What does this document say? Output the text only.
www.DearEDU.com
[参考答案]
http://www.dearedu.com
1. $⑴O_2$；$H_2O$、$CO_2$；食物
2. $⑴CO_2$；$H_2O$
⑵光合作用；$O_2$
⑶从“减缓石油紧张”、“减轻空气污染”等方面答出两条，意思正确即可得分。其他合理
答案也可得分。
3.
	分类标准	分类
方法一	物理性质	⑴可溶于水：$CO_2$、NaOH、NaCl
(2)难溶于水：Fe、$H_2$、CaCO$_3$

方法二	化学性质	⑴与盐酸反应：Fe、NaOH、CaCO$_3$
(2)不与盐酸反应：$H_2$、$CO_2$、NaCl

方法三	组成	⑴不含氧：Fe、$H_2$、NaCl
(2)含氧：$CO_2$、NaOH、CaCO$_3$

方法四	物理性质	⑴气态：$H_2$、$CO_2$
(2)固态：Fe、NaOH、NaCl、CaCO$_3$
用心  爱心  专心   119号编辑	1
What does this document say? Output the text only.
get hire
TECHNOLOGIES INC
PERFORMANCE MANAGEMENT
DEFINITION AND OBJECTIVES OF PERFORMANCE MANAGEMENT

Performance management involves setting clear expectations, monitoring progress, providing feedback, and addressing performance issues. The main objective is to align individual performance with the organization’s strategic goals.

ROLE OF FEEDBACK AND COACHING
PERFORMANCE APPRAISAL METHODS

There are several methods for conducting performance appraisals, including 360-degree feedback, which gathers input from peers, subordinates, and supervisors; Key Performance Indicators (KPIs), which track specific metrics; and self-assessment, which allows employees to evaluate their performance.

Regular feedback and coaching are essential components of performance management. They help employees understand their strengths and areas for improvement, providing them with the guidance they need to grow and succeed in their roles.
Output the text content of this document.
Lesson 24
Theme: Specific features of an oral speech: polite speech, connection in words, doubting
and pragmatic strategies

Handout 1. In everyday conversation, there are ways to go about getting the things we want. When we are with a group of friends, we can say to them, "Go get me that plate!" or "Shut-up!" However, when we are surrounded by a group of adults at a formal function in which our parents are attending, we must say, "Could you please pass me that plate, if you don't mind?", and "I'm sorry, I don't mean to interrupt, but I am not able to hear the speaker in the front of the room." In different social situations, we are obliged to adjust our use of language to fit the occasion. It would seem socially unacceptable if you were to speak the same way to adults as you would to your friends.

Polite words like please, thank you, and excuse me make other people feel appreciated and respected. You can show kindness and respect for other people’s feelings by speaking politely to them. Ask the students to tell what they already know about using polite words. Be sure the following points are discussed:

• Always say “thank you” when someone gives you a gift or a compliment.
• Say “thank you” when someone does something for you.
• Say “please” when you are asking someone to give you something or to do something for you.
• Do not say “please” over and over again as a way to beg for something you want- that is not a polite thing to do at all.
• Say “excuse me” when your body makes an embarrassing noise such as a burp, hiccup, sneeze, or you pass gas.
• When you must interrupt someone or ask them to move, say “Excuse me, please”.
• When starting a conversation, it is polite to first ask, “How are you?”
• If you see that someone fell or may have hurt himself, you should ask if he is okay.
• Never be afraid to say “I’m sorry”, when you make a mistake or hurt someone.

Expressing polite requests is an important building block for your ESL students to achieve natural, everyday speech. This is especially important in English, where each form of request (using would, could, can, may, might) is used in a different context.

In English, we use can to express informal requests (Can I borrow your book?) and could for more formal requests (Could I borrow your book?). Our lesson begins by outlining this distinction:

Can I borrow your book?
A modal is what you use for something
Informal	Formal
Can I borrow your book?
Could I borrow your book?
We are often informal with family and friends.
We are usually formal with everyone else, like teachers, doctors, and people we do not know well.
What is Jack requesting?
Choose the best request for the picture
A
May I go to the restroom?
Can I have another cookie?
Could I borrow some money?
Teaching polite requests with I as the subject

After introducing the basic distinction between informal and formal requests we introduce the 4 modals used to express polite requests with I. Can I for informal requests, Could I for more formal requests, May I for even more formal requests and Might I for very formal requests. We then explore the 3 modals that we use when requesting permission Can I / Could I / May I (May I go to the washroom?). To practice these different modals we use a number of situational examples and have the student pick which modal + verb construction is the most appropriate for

···

GIVEN TASK:
Read the data above and pull out each line that holds the string "must".

SOLUTION TO THIS TASK:
Handout 1. In everyday conversation, there are ways to go about getting the things we want. When we are with a group of friends, we can say to them, "Go get me that plate!" or "Shut-up!" However, when we are surrounded by a group of adults at a formal function in which our parents are attending, we must say, "Could you please pass me that plate, if you don't mind?", and "I'm sorry, I don't mean to interrupt, but I am not able to hear the speaker in the front of the room." In different social situations, we are obliged to adjust our use of language to fit the occasion. It would seem socially unacceptable if you were to speak the same way to adults as you would to your friends.
• When you must interrupt someone or ask them to move, say “Excuse me, please”.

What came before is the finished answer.